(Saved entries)
____

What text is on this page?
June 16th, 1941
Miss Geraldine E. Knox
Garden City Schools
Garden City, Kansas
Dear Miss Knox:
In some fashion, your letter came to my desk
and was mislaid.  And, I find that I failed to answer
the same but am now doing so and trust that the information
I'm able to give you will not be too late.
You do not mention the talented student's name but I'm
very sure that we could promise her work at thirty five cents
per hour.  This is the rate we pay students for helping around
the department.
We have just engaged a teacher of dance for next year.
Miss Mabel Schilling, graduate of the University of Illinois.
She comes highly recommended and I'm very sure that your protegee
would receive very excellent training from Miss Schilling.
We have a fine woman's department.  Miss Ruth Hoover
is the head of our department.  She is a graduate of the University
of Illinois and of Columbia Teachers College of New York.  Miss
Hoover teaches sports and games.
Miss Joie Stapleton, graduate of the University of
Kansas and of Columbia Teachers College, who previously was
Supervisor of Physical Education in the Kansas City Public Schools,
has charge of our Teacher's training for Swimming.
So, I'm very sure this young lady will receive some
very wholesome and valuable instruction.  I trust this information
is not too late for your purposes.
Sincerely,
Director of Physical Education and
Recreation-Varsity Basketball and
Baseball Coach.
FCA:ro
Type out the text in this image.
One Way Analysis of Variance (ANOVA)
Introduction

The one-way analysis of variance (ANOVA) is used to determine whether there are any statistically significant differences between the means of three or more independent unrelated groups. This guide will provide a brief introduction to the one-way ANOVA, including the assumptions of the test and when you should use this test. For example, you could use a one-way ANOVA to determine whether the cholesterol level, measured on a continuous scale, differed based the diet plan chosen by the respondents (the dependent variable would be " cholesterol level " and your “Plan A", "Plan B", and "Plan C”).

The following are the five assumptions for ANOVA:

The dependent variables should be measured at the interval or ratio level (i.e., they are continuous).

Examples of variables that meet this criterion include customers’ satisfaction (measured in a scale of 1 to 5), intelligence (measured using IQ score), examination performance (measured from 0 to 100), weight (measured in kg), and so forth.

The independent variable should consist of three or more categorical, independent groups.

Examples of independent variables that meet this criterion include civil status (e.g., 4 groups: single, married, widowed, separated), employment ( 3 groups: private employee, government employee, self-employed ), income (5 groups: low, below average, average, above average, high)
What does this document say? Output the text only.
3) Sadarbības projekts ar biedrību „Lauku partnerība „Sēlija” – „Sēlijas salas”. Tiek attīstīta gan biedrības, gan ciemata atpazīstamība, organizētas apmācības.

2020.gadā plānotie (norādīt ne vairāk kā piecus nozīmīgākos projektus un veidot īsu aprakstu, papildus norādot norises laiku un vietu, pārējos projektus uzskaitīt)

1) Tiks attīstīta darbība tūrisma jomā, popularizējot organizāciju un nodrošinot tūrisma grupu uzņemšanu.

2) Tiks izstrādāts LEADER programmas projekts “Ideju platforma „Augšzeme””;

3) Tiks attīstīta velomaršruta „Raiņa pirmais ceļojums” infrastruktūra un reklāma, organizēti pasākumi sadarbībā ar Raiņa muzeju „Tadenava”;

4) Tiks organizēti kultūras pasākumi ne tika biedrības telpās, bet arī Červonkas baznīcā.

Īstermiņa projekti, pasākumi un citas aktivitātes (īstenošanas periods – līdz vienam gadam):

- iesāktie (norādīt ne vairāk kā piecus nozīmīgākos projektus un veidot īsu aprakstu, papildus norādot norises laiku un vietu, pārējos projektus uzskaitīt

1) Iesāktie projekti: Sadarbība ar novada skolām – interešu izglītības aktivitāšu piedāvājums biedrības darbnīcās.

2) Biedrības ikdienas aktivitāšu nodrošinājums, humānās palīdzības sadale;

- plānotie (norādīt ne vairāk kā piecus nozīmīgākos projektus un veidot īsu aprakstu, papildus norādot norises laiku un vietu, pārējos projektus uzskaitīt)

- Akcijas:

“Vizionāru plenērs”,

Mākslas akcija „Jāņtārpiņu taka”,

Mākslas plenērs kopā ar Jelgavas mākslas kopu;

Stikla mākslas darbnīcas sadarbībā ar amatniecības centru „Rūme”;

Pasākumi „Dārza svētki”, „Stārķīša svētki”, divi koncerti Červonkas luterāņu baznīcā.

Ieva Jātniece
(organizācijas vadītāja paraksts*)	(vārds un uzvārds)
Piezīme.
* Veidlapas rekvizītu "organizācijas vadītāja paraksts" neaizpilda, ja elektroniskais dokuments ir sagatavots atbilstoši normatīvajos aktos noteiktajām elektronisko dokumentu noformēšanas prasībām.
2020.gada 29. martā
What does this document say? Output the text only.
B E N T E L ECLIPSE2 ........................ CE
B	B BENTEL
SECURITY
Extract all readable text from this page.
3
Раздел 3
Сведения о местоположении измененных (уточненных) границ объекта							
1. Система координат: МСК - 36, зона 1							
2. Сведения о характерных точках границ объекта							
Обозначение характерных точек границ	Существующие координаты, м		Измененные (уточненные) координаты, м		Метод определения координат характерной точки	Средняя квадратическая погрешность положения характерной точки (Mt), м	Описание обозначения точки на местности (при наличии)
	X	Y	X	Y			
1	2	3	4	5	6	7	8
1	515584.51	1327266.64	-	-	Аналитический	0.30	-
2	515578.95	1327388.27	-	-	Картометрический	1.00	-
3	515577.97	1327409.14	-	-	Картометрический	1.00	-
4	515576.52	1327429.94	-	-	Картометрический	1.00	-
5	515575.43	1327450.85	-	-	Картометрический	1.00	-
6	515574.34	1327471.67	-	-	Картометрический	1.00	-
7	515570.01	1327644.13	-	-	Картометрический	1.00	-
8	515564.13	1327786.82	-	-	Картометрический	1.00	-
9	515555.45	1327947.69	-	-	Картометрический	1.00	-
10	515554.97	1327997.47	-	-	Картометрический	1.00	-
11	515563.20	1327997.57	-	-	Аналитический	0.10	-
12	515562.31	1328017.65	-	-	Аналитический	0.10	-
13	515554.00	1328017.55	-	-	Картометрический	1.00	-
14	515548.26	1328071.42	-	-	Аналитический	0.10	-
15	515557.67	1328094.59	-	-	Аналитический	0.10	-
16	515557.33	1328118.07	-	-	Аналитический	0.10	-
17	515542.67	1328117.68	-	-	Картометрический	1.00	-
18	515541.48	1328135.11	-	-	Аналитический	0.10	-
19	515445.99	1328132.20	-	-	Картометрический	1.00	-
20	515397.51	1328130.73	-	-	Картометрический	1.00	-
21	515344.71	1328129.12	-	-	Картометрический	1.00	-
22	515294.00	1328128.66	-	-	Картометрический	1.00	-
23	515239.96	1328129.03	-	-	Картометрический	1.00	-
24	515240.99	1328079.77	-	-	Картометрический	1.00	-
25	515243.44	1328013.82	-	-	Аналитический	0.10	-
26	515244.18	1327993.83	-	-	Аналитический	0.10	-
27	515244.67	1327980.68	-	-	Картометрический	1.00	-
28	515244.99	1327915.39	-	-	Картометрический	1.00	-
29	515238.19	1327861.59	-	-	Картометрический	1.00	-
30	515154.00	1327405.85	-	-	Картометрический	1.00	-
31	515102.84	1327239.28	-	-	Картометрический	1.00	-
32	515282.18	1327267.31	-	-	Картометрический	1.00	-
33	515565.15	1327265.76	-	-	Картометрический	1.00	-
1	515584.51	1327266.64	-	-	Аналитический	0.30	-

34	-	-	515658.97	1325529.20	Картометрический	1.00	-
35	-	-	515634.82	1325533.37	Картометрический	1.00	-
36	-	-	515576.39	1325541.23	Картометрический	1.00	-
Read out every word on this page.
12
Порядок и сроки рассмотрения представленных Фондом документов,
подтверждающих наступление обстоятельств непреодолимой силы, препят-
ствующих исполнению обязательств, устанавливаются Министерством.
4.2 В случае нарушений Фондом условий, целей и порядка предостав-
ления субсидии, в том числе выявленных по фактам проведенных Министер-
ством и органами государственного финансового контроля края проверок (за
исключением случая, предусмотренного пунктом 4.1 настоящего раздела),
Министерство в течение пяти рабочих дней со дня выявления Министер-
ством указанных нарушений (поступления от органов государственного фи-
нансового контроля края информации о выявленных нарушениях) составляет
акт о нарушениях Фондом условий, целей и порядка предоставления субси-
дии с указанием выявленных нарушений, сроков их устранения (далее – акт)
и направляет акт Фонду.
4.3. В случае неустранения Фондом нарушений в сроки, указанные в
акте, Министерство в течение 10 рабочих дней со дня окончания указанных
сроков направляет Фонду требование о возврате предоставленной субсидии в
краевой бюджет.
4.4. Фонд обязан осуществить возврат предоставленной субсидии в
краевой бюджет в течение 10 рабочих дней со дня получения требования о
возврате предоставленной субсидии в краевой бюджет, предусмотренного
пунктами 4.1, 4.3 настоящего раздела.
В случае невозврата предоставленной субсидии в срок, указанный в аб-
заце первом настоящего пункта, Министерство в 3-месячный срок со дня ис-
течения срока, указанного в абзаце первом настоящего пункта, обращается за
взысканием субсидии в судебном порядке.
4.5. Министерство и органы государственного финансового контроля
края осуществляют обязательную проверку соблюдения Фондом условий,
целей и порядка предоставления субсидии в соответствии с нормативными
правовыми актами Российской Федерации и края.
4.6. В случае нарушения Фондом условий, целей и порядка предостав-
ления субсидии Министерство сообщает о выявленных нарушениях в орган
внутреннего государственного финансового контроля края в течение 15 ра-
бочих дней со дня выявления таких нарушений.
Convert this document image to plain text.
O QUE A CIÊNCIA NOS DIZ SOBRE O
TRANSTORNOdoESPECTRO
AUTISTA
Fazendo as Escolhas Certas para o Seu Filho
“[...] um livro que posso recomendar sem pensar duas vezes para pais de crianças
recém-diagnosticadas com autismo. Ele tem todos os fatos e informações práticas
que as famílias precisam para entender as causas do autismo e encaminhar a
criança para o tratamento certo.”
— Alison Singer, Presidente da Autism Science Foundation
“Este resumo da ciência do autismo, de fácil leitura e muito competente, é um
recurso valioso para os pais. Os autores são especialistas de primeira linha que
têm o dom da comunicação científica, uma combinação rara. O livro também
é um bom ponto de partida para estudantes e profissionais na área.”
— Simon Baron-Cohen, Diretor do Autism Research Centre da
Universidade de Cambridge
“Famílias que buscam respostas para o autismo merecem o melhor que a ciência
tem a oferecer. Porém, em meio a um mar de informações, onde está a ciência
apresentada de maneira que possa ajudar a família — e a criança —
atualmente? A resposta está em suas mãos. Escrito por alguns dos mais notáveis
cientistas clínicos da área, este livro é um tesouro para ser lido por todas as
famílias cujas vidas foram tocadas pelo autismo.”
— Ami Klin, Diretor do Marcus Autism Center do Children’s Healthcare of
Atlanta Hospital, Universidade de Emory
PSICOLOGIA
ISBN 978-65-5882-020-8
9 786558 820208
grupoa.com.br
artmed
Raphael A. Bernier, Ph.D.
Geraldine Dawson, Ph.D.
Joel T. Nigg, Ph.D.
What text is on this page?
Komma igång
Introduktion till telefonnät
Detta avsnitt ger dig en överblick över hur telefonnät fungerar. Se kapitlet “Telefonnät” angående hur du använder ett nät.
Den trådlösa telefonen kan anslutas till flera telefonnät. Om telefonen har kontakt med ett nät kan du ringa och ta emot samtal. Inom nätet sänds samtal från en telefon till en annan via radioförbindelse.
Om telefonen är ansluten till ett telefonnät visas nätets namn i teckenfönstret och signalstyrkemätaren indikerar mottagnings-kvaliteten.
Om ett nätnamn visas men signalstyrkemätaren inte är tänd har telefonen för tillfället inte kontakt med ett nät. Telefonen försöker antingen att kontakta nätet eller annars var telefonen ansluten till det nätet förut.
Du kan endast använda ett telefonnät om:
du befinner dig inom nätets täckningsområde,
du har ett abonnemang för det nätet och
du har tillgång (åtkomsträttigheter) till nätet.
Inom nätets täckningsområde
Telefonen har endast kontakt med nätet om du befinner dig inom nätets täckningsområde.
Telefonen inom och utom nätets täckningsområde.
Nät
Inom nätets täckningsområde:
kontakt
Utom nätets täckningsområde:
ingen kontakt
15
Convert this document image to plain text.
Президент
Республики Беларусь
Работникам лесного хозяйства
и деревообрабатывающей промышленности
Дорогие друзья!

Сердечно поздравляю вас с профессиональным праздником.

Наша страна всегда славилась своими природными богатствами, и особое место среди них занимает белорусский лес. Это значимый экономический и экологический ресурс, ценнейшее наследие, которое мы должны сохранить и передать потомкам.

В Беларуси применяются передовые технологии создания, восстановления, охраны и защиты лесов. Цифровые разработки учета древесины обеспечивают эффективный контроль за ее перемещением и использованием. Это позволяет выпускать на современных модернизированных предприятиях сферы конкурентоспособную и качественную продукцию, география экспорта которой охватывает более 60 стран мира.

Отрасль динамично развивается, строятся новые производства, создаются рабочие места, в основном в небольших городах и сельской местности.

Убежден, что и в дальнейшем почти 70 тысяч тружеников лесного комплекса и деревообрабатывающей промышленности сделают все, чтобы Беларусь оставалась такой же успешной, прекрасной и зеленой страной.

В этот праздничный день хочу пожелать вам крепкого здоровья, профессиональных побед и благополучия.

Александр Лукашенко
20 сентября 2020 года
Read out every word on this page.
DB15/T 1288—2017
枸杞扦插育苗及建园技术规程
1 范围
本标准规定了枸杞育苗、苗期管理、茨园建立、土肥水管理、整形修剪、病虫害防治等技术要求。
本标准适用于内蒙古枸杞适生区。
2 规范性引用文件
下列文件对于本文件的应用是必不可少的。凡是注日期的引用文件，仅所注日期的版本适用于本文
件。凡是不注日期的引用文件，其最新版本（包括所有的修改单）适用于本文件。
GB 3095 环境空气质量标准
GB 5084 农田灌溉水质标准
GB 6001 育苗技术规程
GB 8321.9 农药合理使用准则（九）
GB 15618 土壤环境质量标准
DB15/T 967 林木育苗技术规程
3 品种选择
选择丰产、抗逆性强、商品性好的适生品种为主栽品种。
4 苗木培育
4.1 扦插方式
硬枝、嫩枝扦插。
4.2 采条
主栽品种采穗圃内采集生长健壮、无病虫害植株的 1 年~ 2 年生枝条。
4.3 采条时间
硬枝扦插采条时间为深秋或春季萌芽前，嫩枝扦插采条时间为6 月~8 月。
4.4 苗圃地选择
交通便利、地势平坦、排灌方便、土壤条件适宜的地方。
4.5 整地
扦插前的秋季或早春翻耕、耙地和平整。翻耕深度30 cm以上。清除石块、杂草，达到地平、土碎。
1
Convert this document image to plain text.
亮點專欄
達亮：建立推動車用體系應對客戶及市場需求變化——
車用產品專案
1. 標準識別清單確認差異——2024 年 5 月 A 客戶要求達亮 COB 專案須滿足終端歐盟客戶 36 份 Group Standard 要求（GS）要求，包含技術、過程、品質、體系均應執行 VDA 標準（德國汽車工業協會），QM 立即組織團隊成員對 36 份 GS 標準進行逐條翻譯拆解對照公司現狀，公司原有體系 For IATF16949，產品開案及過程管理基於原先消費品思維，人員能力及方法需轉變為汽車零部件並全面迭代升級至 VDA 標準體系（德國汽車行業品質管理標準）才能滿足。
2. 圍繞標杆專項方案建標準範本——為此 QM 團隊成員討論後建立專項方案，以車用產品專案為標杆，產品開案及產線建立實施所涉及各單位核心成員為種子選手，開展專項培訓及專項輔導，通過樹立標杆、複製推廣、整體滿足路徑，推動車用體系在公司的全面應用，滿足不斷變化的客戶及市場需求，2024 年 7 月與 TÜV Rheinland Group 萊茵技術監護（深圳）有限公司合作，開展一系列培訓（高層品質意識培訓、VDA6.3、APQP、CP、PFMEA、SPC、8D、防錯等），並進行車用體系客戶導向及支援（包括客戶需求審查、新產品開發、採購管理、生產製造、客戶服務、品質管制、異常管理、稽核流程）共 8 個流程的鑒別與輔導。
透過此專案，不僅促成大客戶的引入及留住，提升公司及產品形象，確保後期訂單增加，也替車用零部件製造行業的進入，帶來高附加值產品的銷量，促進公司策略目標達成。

____

Aim of the task
Read the lines above. Gather those in which the string "befinner" is found.

Exercise answer
du befinner dig inom nätets täckningsområde,
Telefonen har endast kontakt med nätet om du befinner dig inom nätets täckningsområde.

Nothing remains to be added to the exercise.